=== TEXT SECTION ===
Text+ (NFDI-consortium)

The Text+ network will preserve text- and language-based research data in the long term and enable their broad use in science.

The Text+ infrastructure is focused on language and text data and initially concentrates on digital collections, lexical resources and editions. These are highly relevant to all language- and text-based disciplines, especially linguistics, literary studies, philosophy, classical philology, anthropology, non-European cultures and languages, and language- and text-based research in the social, economic, political, and historical sciences.

The Joint Science Conference has approved Text+ as a consortium of the nationwide initiative to build a National Research Data Infrastructure (NFDI). Text+ will officially launch in the fall of 2021 after several years of preparation and will initially be funded for five years by the German Research Foundation (DFG).

The project is divided into the working areas of Collections, Lexical Resources, Editions, and Infrastructure/Operations.

=== SET TASKS ===
**a.** Copy out the text about the Text+ consortium word for word.
**b.** Reproduce the records exactly, starting with their first line and going on through the line with "list-item: [249, 926, 493, 950]".
The text about Text+ has no connection to the records.

=== INPUT ===
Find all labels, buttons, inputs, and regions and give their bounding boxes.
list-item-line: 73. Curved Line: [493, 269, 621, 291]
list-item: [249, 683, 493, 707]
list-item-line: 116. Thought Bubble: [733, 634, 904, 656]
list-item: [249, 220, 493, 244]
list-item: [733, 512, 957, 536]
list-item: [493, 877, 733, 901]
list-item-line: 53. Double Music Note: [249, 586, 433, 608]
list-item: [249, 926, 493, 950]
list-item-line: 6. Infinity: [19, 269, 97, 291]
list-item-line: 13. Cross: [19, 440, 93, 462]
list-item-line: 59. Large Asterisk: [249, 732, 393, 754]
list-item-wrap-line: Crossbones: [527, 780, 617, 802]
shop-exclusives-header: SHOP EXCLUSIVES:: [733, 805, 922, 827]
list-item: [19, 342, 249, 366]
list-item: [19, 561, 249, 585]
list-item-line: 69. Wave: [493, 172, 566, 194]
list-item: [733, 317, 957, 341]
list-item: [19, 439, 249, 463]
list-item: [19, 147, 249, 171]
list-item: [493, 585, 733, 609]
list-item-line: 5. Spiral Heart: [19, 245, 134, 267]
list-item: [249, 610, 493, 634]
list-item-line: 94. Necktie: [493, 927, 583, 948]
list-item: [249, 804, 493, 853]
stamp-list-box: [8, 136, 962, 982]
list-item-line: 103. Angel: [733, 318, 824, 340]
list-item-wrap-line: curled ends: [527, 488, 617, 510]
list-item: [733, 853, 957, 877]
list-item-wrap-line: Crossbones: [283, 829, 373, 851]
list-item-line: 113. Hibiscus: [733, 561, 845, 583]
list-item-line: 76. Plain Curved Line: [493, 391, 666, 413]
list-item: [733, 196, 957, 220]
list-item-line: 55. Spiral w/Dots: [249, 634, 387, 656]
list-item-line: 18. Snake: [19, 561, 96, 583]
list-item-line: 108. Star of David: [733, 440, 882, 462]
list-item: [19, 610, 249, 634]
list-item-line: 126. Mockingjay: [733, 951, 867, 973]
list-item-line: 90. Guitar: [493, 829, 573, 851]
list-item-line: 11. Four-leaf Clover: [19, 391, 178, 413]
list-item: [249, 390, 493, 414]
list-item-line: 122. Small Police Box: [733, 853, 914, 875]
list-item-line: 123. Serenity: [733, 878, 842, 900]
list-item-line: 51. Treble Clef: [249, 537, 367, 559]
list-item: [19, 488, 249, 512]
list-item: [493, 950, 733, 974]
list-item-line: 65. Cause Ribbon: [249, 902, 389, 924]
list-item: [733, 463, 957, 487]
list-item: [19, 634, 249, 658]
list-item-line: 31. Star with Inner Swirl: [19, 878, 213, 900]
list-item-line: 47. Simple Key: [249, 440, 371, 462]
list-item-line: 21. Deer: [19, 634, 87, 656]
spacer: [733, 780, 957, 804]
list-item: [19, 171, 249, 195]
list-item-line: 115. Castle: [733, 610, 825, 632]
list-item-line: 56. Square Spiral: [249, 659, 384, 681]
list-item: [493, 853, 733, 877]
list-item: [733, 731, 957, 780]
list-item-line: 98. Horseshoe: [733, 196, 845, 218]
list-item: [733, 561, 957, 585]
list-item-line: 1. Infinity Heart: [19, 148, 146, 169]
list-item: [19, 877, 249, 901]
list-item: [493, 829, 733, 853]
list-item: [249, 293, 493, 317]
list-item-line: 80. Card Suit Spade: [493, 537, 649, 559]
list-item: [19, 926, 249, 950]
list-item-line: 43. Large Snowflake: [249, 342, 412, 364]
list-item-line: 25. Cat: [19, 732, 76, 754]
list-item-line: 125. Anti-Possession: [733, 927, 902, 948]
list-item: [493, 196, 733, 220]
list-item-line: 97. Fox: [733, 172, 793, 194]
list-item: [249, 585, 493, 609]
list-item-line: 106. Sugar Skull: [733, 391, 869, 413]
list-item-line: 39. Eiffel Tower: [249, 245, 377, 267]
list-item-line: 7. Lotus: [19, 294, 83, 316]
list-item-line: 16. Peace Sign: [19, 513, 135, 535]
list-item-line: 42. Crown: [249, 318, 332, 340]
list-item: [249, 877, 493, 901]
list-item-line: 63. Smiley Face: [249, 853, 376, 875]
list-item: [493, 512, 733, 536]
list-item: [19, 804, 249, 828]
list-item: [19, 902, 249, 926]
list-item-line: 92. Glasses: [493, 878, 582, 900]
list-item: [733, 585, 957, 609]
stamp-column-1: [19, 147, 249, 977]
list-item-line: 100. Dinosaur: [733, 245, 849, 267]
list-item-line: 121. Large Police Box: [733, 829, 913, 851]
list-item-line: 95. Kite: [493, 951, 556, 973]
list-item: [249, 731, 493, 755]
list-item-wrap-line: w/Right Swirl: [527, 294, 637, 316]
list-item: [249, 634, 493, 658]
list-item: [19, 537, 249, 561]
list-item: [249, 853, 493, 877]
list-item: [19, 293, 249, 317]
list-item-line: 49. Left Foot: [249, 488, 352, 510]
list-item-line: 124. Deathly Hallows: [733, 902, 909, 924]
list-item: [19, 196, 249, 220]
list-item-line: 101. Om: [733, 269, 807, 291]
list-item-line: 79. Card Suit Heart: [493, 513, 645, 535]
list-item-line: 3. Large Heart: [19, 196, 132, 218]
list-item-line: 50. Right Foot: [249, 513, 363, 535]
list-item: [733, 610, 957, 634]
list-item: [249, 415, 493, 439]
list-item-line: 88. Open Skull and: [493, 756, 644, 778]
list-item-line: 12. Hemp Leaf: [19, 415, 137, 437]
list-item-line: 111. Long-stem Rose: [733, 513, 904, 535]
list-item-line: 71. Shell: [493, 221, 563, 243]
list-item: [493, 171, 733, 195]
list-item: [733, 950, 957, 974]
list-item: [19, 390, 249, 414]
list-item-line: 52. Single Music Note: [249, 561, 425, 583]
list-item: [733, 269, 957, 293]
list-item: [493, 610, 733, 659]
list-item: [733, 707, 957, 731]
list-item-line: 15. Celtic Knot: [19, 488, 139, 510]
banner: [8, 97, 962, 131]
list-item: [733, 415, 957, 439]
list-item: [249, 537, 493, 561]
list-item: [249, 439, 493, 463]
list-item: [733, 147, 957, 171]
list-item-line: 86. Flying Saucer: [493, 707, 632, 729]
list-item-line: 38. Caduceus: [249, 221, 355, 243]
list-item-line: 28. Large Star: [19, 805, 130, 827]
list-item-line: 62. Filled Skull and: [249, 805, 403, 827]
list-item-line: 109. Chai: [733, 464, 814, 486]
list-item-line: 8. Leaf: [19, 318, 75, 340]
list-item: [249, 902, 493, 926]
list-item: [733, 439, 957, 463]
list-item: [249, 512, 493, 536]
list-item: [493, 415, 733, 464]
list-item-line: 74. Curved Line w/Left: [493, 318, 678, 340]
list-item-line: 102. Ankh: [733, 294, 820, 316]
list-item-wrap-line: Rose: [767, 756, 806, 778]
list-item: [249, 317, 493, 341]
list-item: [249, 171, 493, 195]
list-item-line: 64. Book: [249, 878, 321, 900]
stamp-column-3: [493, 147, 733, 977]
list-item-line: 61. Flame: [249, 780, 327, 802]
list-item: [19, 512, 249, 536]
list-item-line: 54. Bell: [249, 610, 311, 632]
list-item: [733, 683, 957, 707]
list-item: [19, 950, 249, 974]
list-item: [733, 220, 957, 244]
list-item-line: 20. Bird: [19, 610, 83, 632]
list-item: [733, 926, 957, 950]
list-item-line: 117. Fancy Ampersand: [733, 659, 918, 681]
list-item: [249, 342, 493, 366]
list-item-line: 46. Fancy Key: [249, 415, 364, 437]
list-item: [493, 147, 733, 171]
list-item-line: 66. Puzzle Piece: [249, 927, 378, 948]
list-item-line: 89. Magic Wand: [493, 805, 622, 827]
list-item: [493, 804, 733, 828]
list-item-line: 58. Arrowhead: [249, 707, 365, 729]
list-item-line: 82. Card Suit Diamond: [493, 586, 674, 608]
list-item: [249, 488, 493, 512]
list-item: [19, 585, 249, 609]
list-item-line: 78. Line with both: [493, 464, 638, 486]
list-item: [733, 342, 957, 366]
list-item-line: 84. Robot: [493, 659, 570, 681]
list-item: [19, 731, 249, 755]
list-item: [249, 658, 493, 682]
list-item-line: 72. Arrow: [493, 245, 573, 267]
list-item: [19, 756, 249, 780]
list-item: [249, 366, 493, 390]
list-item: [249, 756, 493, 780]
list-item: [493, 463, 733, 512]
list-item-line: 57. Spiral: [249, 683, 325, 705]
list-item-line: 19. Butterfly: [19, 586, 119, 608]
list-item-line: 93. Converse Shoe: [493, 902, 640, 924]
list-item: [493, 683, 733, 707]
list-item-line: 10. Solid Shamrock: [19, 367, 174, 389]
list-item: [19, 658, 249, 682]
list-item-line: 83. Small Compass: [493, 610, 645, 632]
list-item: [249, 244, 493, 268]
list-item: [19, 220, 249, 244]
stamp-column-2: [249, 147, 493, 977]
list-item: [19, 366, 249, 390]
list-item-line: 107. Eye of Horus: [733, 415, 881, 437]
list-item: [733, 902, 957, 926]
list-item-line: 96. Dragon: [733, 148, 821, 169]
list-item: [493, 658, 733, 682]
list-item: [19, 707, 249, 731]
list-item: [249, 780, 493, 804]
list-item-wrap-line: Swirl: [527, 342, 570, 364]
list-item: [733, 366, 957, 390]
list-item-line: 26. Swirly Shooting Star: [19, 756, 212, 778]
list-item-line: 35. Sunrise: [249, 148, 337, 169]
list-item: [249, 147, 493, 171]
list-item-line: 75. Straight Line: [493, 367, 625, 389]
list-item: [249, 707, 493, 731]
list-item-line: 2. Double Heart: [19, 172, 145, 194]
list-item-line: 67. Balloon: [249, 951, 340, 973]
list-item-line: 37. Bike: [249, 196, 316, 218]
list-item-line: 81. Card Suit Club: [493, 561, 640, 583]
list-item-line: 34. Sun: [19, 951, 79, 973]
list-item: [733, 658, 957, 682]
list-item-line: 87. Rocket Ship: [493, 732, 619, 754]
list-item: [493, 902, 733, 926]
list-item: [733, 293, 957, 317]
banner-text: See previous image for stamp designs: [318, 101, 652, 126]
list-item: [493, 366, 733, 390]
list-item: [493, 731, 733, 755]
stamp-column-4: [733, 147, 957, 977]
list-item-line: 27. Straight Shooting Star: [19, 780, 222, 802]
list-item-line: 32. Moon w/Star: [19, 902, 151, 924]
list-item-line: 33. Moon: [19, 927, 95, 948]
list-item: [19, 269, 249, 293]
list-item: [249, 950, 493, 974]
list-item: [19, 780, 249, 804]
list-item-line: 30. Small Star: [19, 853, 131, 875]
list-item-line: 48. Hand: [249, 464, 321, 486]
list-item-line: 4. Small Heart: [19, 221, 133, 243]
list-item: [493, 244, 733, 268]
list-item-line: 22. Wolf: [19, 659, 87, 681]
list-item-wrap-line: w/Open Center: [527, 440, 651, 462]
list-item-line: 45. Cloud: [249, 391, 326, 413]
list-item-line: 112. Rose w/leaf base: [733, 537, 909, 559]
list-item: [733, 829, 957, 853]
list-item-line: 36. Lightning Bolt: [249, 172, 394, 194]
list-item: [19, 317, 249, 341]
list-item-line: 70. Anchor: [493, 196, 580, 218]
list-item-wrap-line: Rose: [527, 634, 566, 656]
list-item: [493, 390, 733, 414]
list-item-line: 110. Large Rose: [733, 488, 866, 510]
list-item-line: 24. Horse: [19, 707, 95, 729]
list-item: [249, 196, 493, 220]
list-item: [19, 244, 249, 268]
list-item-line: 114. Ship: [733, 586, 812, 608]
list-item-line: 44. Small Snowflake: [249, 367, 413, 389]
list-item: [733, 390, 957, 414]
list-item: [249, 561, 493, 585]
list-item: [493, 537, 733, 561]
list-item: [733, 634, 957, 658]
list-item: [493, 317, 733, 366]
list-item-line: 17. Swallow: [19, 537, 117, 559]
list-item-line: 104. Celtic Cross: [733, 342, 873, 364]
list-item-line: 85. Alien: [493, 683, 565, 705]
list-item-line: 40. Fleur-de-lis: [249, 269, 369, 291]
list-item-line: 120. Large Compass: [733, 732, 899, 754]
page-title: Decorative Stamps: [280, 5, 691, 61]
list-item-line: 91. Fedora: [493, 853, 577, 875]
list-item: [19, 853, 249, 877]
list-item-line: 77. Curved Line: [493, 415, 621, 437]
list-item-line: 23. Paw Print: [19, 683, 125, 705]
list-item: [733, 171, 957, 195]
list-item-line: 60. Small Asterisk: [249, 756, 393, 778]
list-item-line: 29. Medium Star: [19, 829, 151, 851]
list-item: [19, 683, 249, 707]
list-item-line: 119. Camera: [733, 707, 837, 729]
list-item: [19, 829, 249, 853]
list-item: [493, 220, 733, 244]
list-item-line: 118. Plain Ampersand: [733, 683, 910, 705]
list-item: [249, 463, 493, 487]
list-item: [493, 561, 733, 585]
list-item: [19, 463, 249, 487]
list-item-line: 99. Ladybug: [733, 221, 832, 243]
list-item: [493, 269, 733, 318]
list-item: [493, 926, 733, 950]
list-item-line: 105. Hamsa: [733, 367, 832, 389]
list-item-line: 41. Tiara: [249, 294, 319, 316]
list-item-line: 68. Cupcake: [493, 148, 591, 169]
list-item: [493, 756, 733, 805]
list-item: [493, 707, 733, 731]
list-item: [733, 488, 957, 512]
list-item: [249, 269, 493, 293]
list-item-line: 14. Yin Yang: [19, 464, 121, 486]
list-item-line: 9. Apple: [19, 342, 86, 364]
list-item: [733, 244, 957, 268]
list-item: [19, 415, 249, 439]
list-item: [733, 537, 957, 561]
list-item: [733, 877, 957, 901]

=== RESULTS IN ORDER ===
**a.**
Text+ (NFDI-consortium)

The Text+ network will preserve text- and language-based research data in the long term and enable their broad use in science.

The Text+ infrastructure is focused on language and text data and initially concentrates on digital collections, lexical resources and editions. These are highly relevant to all language- and text-based disciplines, especially linguistics, literary studies, philosophy, classical philology, anthropology, non-European cultures and languages, and language- and text-based research in the social, economic, political, and historical sciences.

The Joint Science Conference has approved Text+ as a consortium of the nationwide initiative to build a National Research Data Infrastructure (NFDI). Text+ will officially launch in the fall of 2021 after several years of preparation and will initially be funded for five years by the German Research Foundation (DFG).

The project is divided into the working areas of Collections, Lexical Resources, Editions, and Infrastructure/Operations.

**b.**
Find all labels, buttons, inputs, and regions and give their bounding boxes.
list-item-line: 73. Curved Line: [493, 269, 621, 291]
list-item: [249, 683, 493, 707]
list-item-line: 116. Thought Bubble: [733, 634, 904, 656]
list-item: [249, 220, 493, 244]
list-item: [733, 512, 957, 536]
list-item: [493, 877, 733, 901]
list-item-line: 53. Double Music Note: [249, 586, 433, 608]
list-item: [249, 926, 493, 950]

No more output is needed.